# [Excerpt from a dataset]
+===+

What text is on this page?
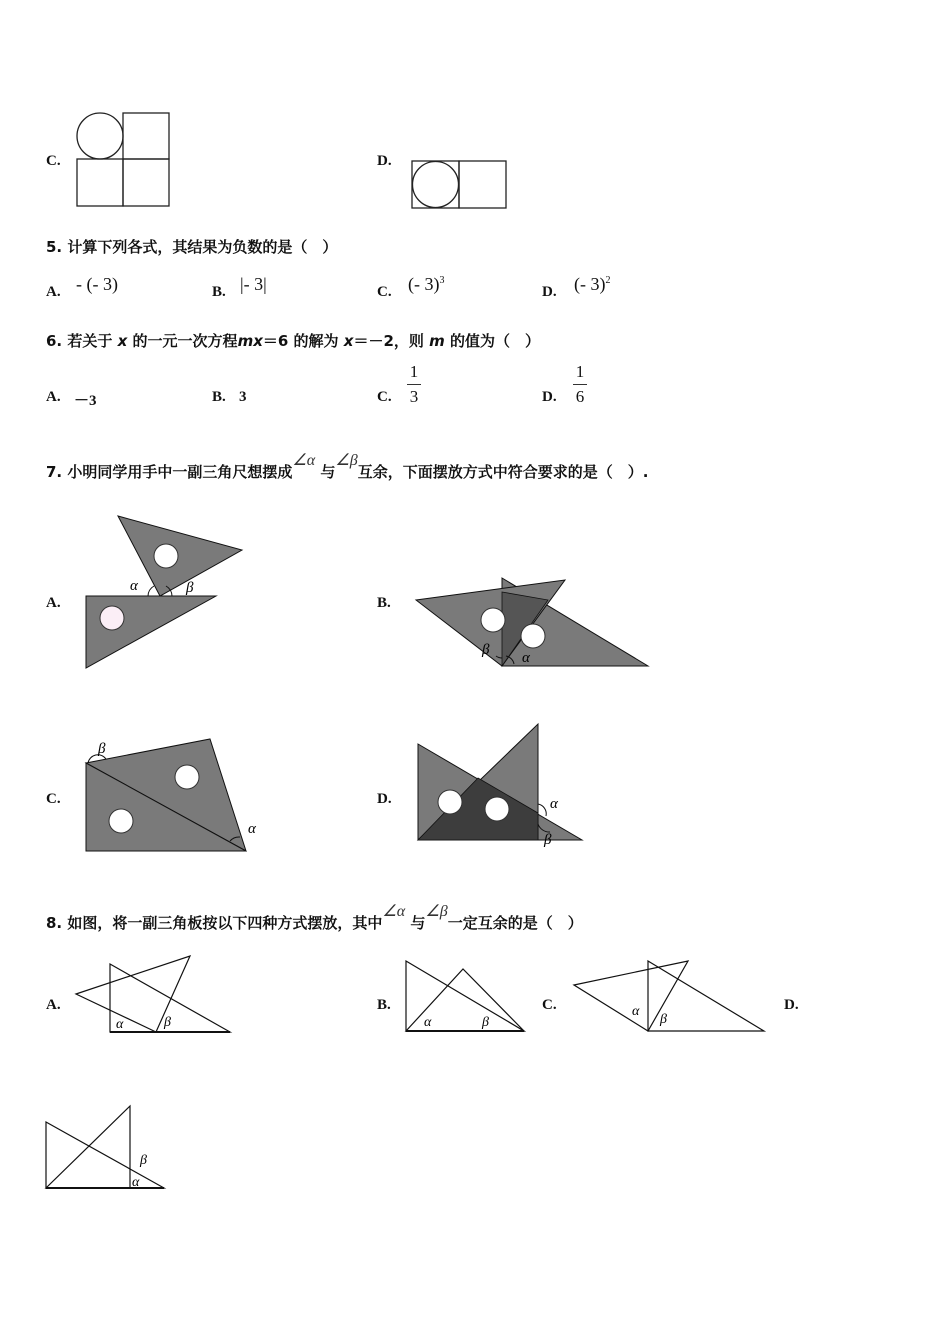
C.	D.
5. 计算下列各式，其结果为负数的是（　）
A. - (- 3)	B. |- 3|	C. (- 3)$^3$
D. (- 3)$^2$
6. 若关于 x 的一元一次方程mx＝6 的解为 x＝－2，则 m 的值为（　）
A. －3	B. 3	C.
1
3	D.
1
6
7. 小明同学用手中一副三角尺想摆成∠α 与∠β互余，下面摆放方式中符合要求的是（　）.
A.
α	β
B.
β α
C.
β
α
D.	α
β
8. 如图，将一副三角板按以下四种方式摆放，其中∠α 与∠β一定互余的是（　）
A.
α	β
B.
α	β
C.	α
β
D.
β
α
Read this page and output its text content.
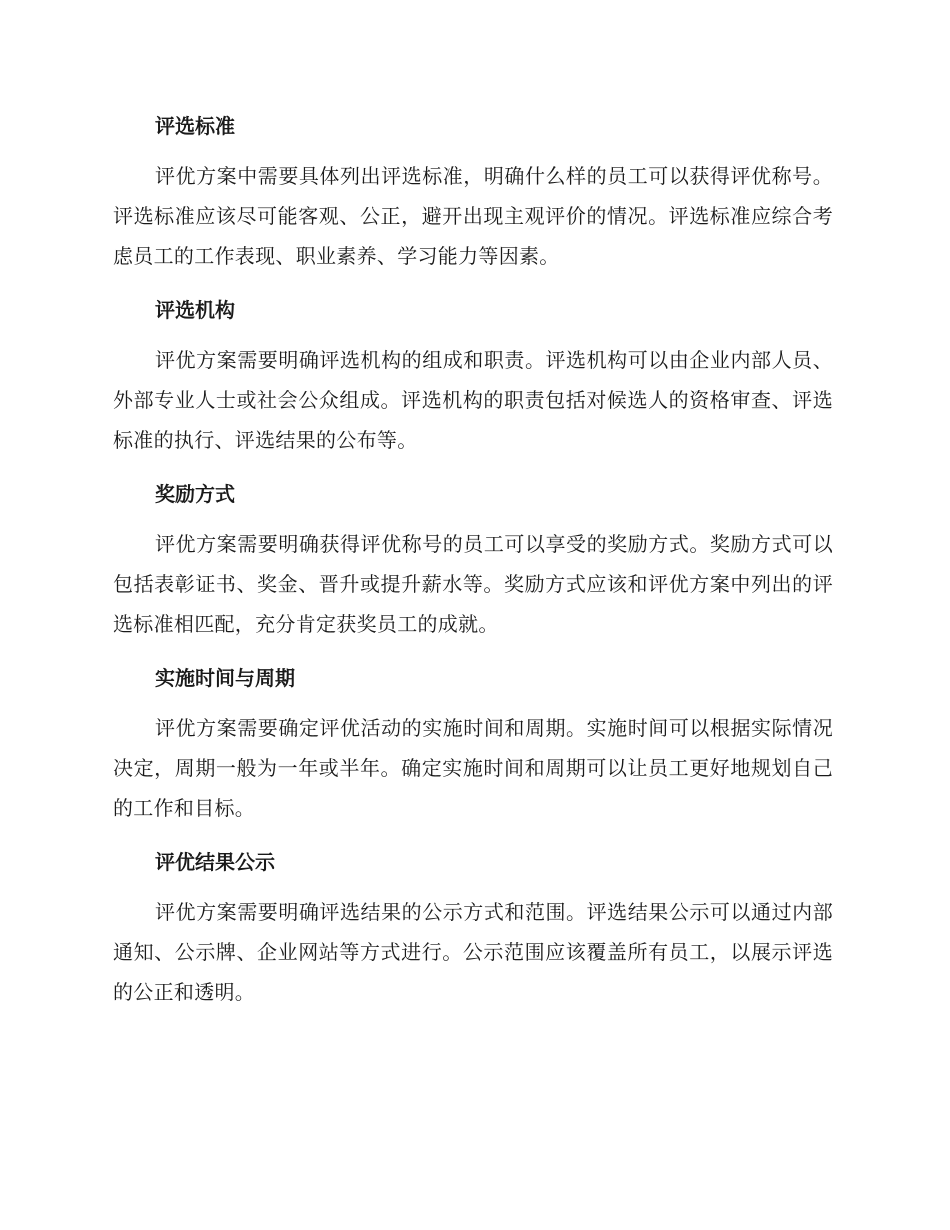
评选标准

评优方案中需要具体列出评选标准，明确什么样的员工可以获得评优称号。评选标准应该尽可能客观、公正，避开出现主观评价的情况。评选标准应综合考虑员工的工作表现、职业素养、学习能力等因素。

评选机构

评优方案需要明确评选机构的组成和职责。评选机构可以由企业内部人员、外部专业人士或社会公众组成。评选机构的职责包括对候选人的资格审查、评选标准的执行、评选结果的公布等。

奖励方式

评优方案需要明确获得评优称号的员工可以享受的奖励方式。奖励方式可以包括表彰证书、奖金、晋升或提升薪水等。奖励方式应该和评优方案中列出的评选标准相匹配，充分肯定获奖员工的成就。

实施时间与周期

评优方案需要确定评优活动的实施时间和周期。实施时间可以根据实际情况决定，周期一般为一年或半年。确定实施时间和周期可以让员工更好地规划自己的工作和目标。

评优结果公示

评优方案需要明确评选结果的公示方式和范围。评选结果公示可以通过内部通知、公示牌、企业网站等方式进行。公示范围应该覆盖所有员工，以展示评选的公正和透明。
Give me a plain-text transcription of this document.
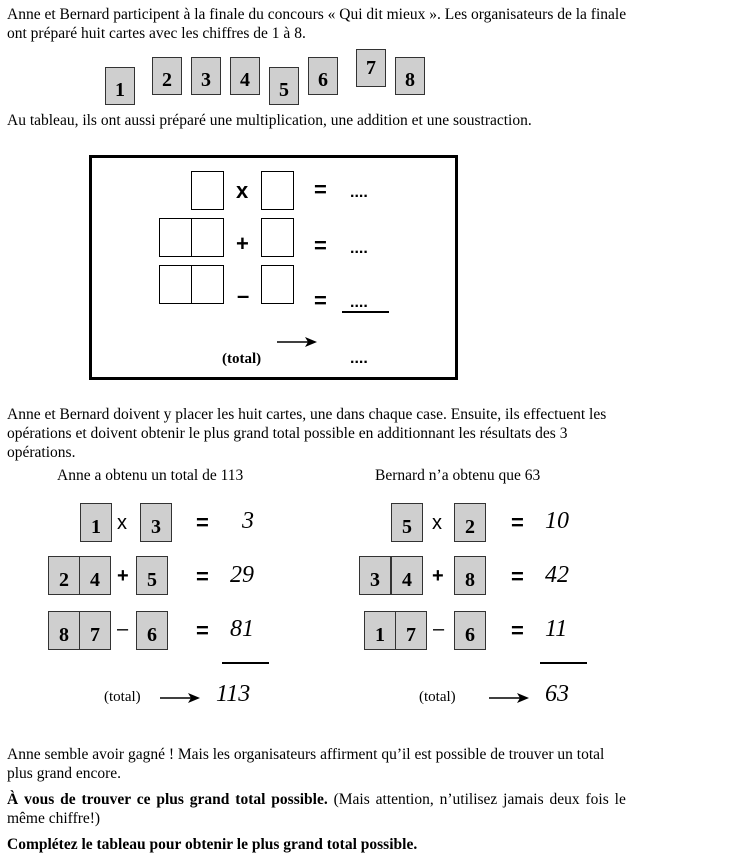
Anne et Bernard participent à la finale du concours « Qui dit mieux ». Les organisateurs de la finale

ont préparé huit cartes avec les chiffres de 1 à 8.

1	2	3	4	5	6
7
8

Au tableau, ils ont aussi préparé une multiplication, une addition et une soustraction.

x	= ....
+	= ....
–	= ....
(total)	....

Anne et Bernard doivent y placer les huit cartes, une dans chaque case. Ensuite, ils effectuent les

opérations et doivent obtenir le plus grand total possible en additionnant les résultats des 3

opérations.

Anne a obtenu un total de 113

1 x	3	= 3
2	4 + 5	= 29
8	7 – 6	= 81
(total)	113

Bernard n’a obtenu que 63

5	x	2	= 10
3	4	+	8	= 42
1	7 –	6	= 11
(total)	63

Anne semble avoir gagné ! Mais les organisateurs affirment qu’il est possible de trouver un total

plus grand encore.

À vous de trouver ce plus grand total possible. (Mais attention, n’utilisez jamais deux fois le

même chiffre!)

Complétez le tableau pour obtenir le plus grand total possible.
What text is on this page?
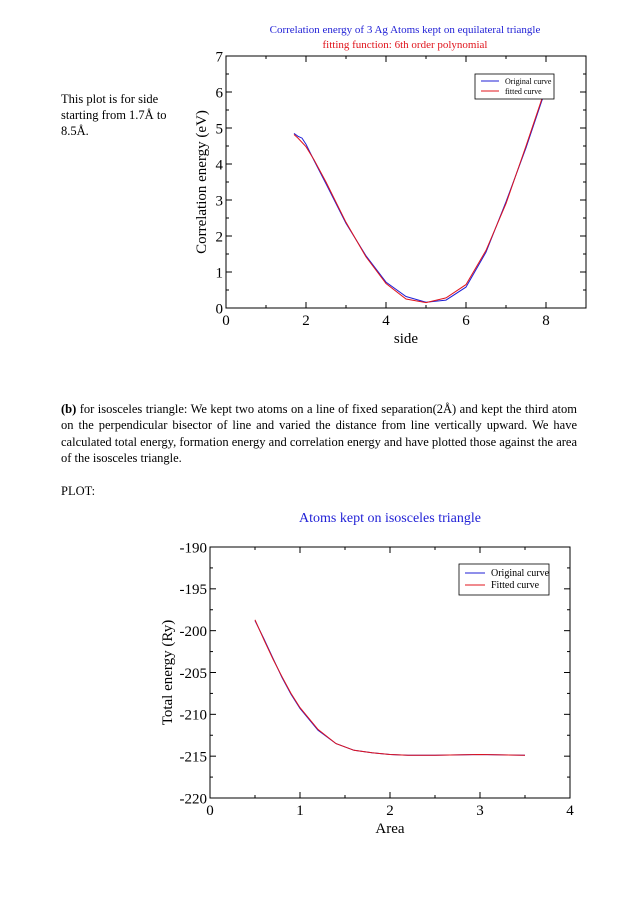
This plot is for side starting from 1.7Å to 8.5Å.
Correlation energy of 3 Ag Atoms kept on equilateral triangle
fitting function: 6th order polynomial
0	2	4	6	8
0
1
2
3
4
5
6
7
side
Correlation energy (eV)
Original curve
fitted curve
(b) for isosceles triangle: We kept two atoms on a line of fixed separation(2Å) and kept the third atom on the perpendicular bisector of line and varied the distance from line vertically upward. We have calculated total energy, formation energy and correlation energy and have plotted those against the area of the isosceles triangle.
PLOT:
Atoms kept on isosceles triangle
0	1	2	3	4
-190
-195
-200
-205
-210
-215
-220
Area
Total energy (Ry)
Original curve
Fitted curve
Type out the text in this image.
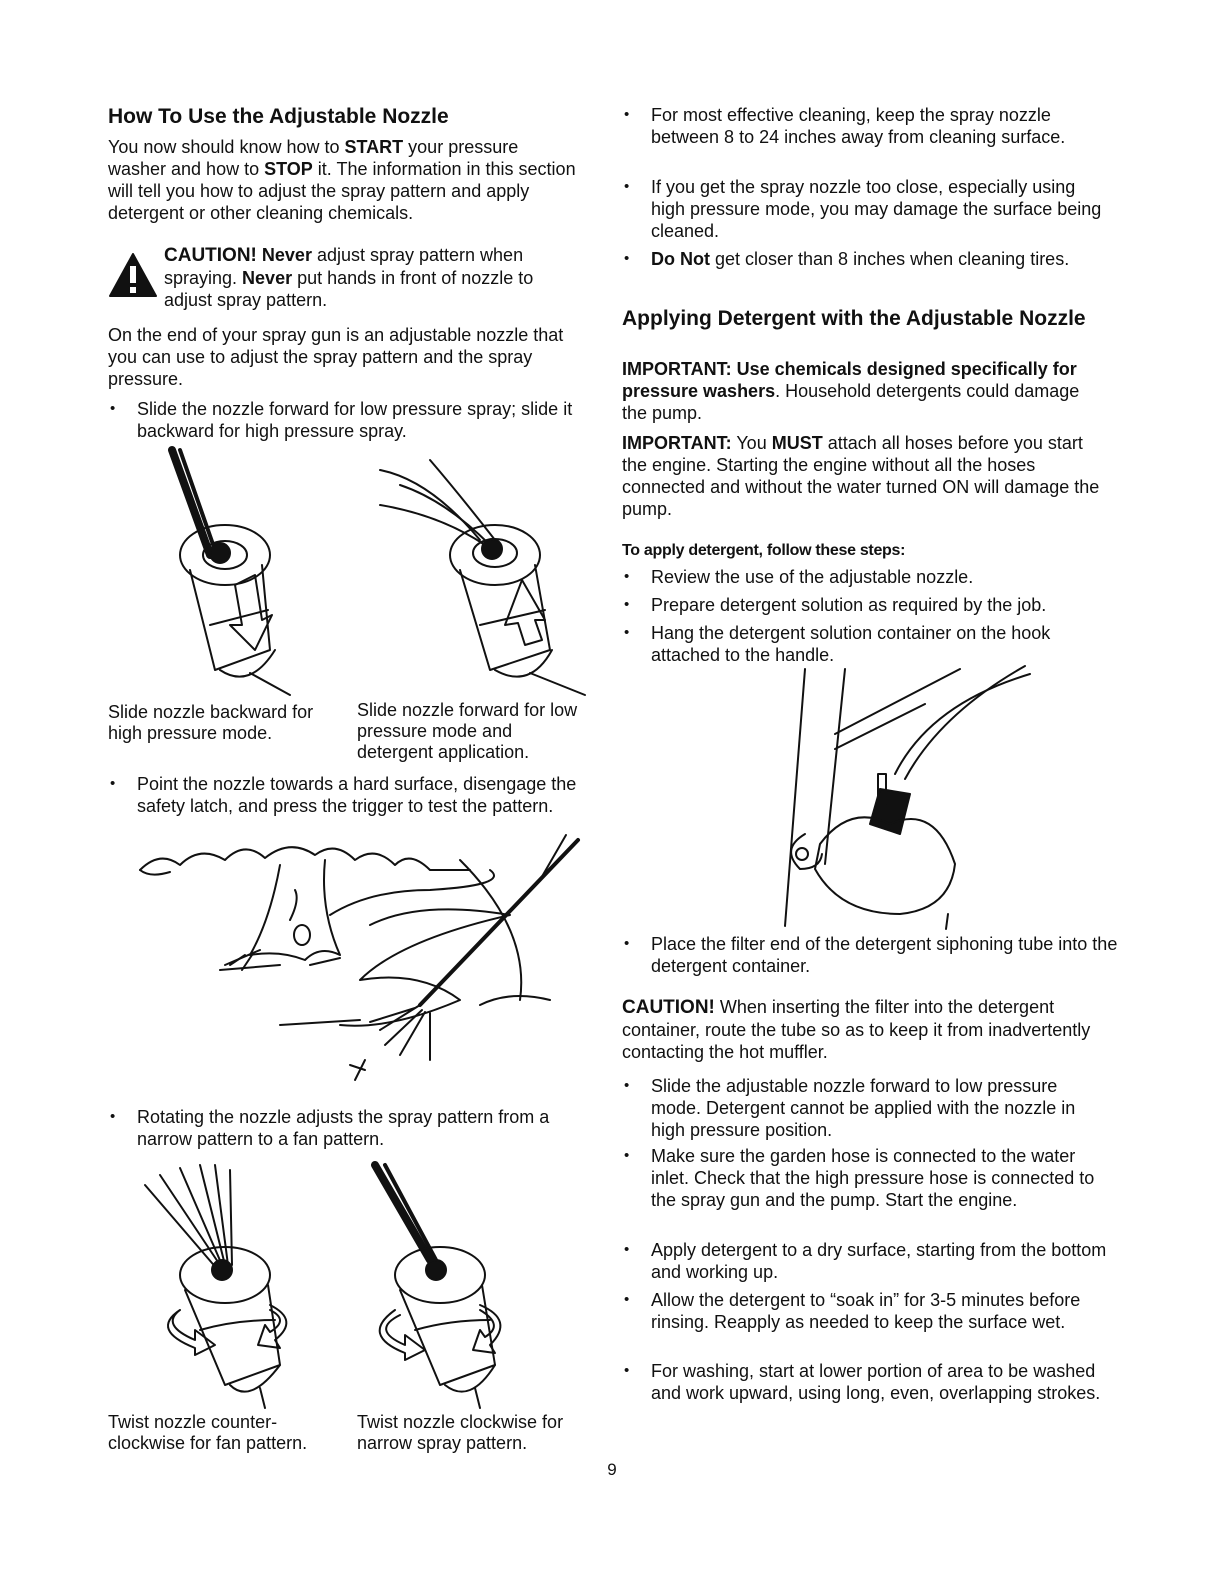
How To Use the Adjustable Nozzle

You now should know how to START your pressure washer and how to STOP it. The information in this section will tell you how to adjust the spray pattern and apply detergent or other cleaning chemicals.

CAUTION! Never adjust spray pattern when spraying. Never put hands in front of nozzle to adjust spray pattern.

On the end of your spray gun is an adjustable nozzle that you can use to adjust the spray pattern and the spray pressure.

• Slide the nozzle forward for low pressure spray; slide it backward for high pressure spray.
Slide nozzle backward for high pressure mode.
Slide nozzle forward for low pressure mode and detergent application.
• Point the nozzle towards a hard surface, disengage the safety latch, and press the trigger to test the pattern.
• Rotating the nozzle adjusts the spray pattern from a narrow pattern to a fan pattern.
Twist nozzle counter-clockwise for fan pattern.
Twist nozzle clockwise for narrow spray pattern.
• For most effective cleaning, keep the spray nozzle between 8 to 24 inches away from cleaning surface.
• If you get the spray nozzle too close, especially using high pressure mode, you may damage the surface being cleaned.
• Do Not get closer than 8 inches when cleaning tires.
Applying Detergent with the Adjustable Nozzle

IMPORTANT: Use chemicals designed specifically for pressure washers. Household detergents could damage the pump.

IMPORTANT: You MUST attach all hoses before you start the engine. Starting the engine without all the hoses connected and without the water turned ON will damage the pump.

To apply detergent, follow these steps:

• Review the use of the adjustable nozzle.
• Prepare detergent solution as required by the job.
• Hang the detergent solution container on the hook attached to the handle.
• Place the filter end of the detergent siphoning tube into the detergent container.

CAUTION! When inserting the filter into the detergent container, route the tube so as to keep it from inadvertently contacting the hot muffler.

• Slide the adjustable nozzle forward to low pressure mode. Detergent cannot be applied with the nozzle in high pressure position.
• Make sure the garden hose is connected to the water inlet. Check that the high pressure hose is connected to the spray gun and the pump. Start the engine.
• Apply detergent to a dry surface, starting from the bottom and working up.
• Allow the detergent to “soak in” for 3-5 minutes before rinsing. Reapply as needed to keep the surface wet.
• For washing, start at lower portion of area to be washed and work upward, using long, even, overlapping strokes.
9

+===+

# [STATED GOAL]
Every record above should be transcribed exactly; the pictures stay out of the copy.

# [WRITTEN RESPONSE]
What text is on this page?
C.	D.
5. 计算下列各式，其结果为负数的是（　）
A. - (- 3)	B. |- 3|	C. (- 3)$^3$
D. (- 3)$^2$
6. 若关于 x 的一元一次方程mx＝6 的解为 x＝－2，则 m 的值为（　）
A. －3	B. 3	C.
1
3	D.
1
6
7. 小明同学用手中一副三角尺想摆成∠α 与∠β互余，下面摆放方式中符合要求的是（　）.
A.
α	β
B.
β α
C.
β
α
D.	α
β
8. 如图，将一副三角板按以下四种方式摆放，其中∠α 与∠β一定互余的是（　）
A.
α	β
B.
α	β
C.	α
β
D.
β
α
Read this page and output its text content.
评选标准

评优方案中需要具体列出评选标准，明确什么样的员工可以获得评优称号。评选标准应该尽可能客观、公正，避开出现主观评价的情况。评选标准应综合考虑员工的工作表现、职业素养、学习能力等因素。

评选机构

评优方案需要明确评选机构的组成和职责。评选机构可以由企业内部人员、外部专业人士或社会公众组成。评选机构的职责包括对候选人的资格审查、评选标准的执行、评选结果的公布等。

奖励方式

评优方案需要明确获得评优称号的员工可以享受的奖励方式。奖励方式可以包括表彰证书、奖金、晋升或提升薪水等。奖励方式应该和评优方案中列出的评选标准相匹配，充分肯定获奖员工的成就。

实施时间与周期

评优方案需要确定评优活动的实施时间和周期。实施时间可以根据实际情况决定，周期一般为一年或半年。确定实施时间和周期可以让员工更好地规划自己的工作和目标。

评优结果公示

评优方案需要明确评选结果的公示方式和范围。评选结果公示可以通过内部通知、公示牌、企业网站等方式进行。公示范围应该覆盖所有员工，以展示评选的公正和透明。
Give me a plain-text transcription of this document.
Anne et Bernard participent à la finale du concours « Qui dit mieux ». Les organisateurs de la finale

ont préparé huit cartes avec les chiffres de 1 à 8.

1	2	3	4	5	6
7
8

Au tableau, ils ont aussi préparé une multiplication, une addition et une soustraction.

x	= ....
+	= ....
–	= ....
(total)	....

Anne et Bernard doivent y placer les huit cartes, une dans chaque case. Ensuite, ils effectuent les

opérations et doivent obtenir le plus grand total possible en additionnant les résultats des 3

opérations.

Anne a obtenu un total de 113

1 x	3	= 3
2	4 + 5	= 29
8	7 – 6	= 81
(total)	113

Bernard n’a obtenu que 63

5	x	2	= 10
3	4	+	8	= 42
1	7 –	6	= 11
(total)	63

Anne semble avoir gagné ! Mais les organisateurs affirment qu’il est possible de trouver un total

plus grand encore.

À vous de trouver ce plus grand total possible. (Mais attention, n’utilisez jamais deux fois le

même chiffre!)

Complétez le tableau pour obtenir le plus grand total possible.
What text is on this page?
This plot is for side starting from 1.7Å to 8.5Å.
Correlation energy of 3 Ag Atoms kept on equilateral triangle
fitting function: 6th order polynomial
0	2	4	6	8
0
1
2
3
4
5
6
7
side
Correlation energy (eV)
Original curve
fitted curve
(b) for isosceles triangle: We kept two atoms on a line of fixed separation(2Å) and kept the third atom on the perpendicular bisector of line and varied the distance from line vertically upward. We have calculated total energy, formation energy and correlation energy and have plotted those against the area of the isosceles triangle.
PLOT:
Atoms kept on isosceles triangle
0	1	2	3	4
-190
-195
-200
-205
-210
-215
-220
Area
Total energy (Ry)
Original curve
Fitted curve
Type out the text in this image.
How To Use the Adjustable Nozzle

You now should know how to START your pressure washer and how to STOP it. The information in this section will tell you how to adjust the spray pattern and apply detergent or other cleaning chemicals.

CAUTION! Never adjust spray pattern when spraying. Never put hands in front of nozzle to adjust spray pattern.

On the end of your spray gun is an adjustable nozzle that you can use to adjust the spray pattern and the spray pressure.

• Slide the nozzle forward for low pressure spray; slide it backward for high pressure spray.
Slide nozzle backward for high pressure mode.
Slide nozzle forward for low pressure mode and detergent application.
• Point the nozzle towards a hard surface, disengage the safety latch, and press the trigger to test the pattern.
• Rotating the nozzle adjusts the spray pattern from a narrow pattern to a fan pattern.
Twist nozzle counter-clockwise for fan pattern.
Twist nozzle clockwise for narrow spray pattern.
• For most effective cleaning, keep the spray nozzle between 8 to 24 inches away from cleaning surface.
• If you get the spray nozzle too close, especially using high pressure mode, you may damage the surface being cleaned.
• Do Not get closer than 8 inches when cleaning tires.
Applying Detergent with the Adjustable Nozzle

IMPORTANT: Use chemicals designed specifically for pressure washers. Household detergents could damage the pump.

IMPORTANT: You MUST attach all hoses before you start the engine. Starting the engine without all the hoses connected and without the water turned ON will damage the pump.

To apply detergent, follow these steps:

• Review the use of the adjustable nozzle.
• Prepare detergent solution as required by the job.
• Hang the detergent solution container on the hook attached to the handle.
• Place the filter end of the detergent siphoning tube into the detergent container.

CAUTION! When inserting the filter into the detergent container, route the tube so as to keep it from inadvertently contacting the hot muffler.

• Slide the adjustable nozzle forward to low pressure mode. Detergent cannot be applied with the nozzle in high pressure position.
• Make sure the garden hose is connected to the water inlet. Check that the high pressure hose is connected to the spray gun and the pump. Start the engine.
• Apply detergent to a dry surface, starting from the bottom and working up.
• Allow the detergent to “soak in” for 3-5 minutes before rinsing. Reapply as needed to keep the surface wet.
• For washing, start at lower portion of area to be washed and work upward, using long, even, overlapping strokes.
9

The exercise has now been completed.